INPUT ROWS =
— start —
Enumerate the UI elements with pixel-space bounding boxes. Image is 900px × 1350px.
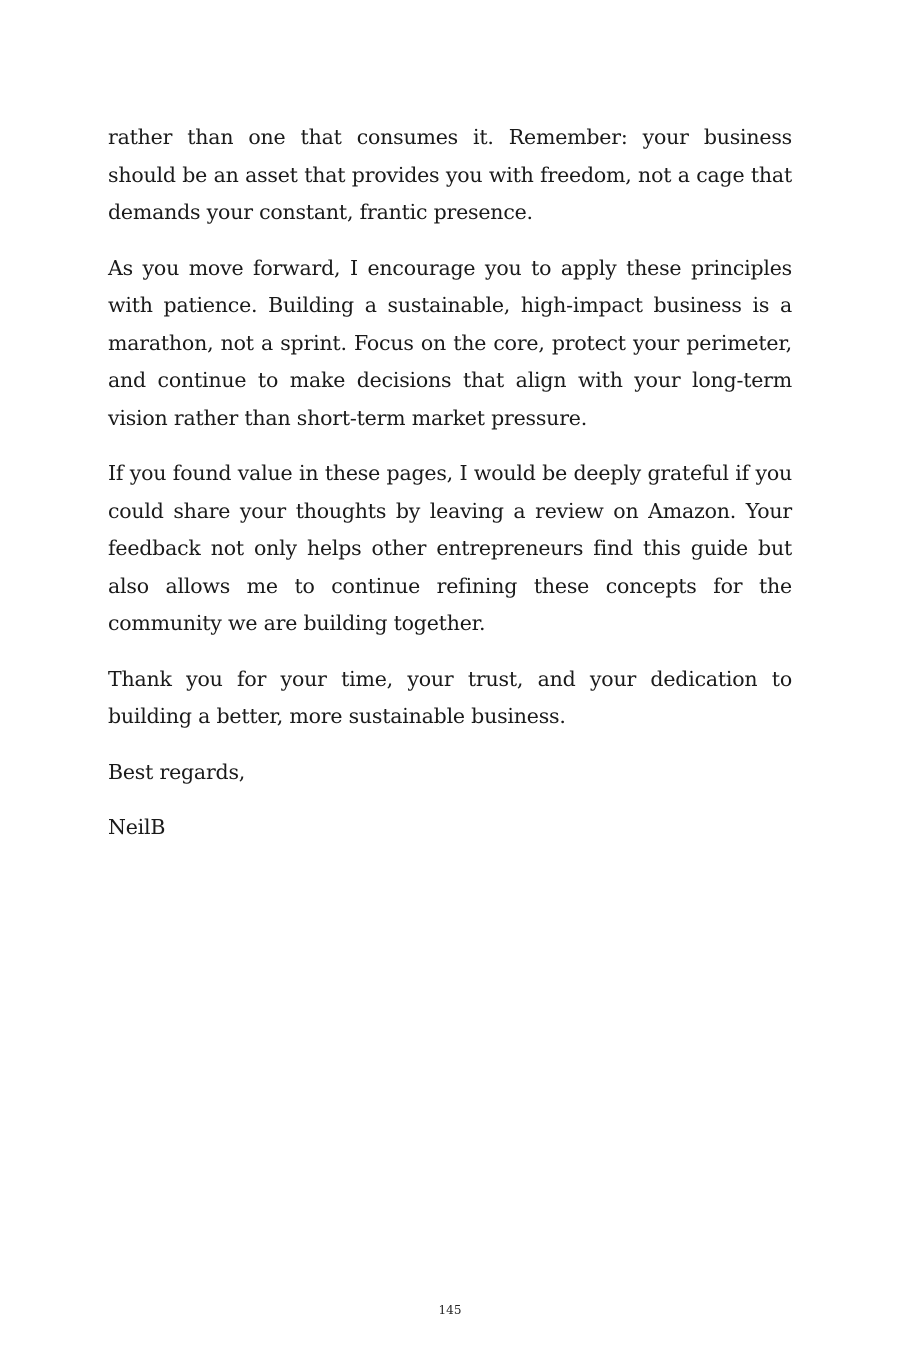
paragraph-2: As you move forward, I encourage you to apply these principles with patience. Building a sustainable, high-impact business is a marathon, not a sprint. Focus on the core, protect your perimeter, and continue to make decisions that align with your long-term vision rather than short-term market pressure. (108, 255, 792, 430)
paragraph-3: If you found value in these pages, I would be deeply grateful if you could share your thoughts by leaving a review on Amazon. Your feedback not only helps other entrepreneurs find this guide but also allows me to continue refining these concepts for the community we are building together. (108, 461, 792, 635)
paragraph-4: Thank you for your time, your trust, and your dedication to building a better, more sustainable business. (108, 666, 792, 728)
signature: NeilB (108, 815, 166, 839)
paragraph-1: rather than one that consumes it. Remember: your business should be an asset that provides you with freedom, not a cage that demands your constant, frantic presence. (108, 125, 792, 224)
closing-line: Best regards, (108, 759, 246, 784)
page-number: 145 (438, 1303, 462, 1317)
body-text (108, 119, 792, 865)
— end —
THE EXERCISE =
Find every line in the data above that contains the word "rather" and copy each of those lines. Case counts.

COMPLETED EXERCISE =
paragraph-2: As you move forward, I encourage you to apply these principles with patience. Building a sustainable, high-impact business is a marathon, not a sprint. Focus on the core, protect your perimeter, and continue to make decisions that align with your long-term vision rather than short-term market pressure. (108, 255, 792, 430)
paragraph-1: rather than one that consumes it. Remember: your business should be an asset that provides you with freedom, not a cage that demands your constant, frantic presence. (108, 125, 792, 224)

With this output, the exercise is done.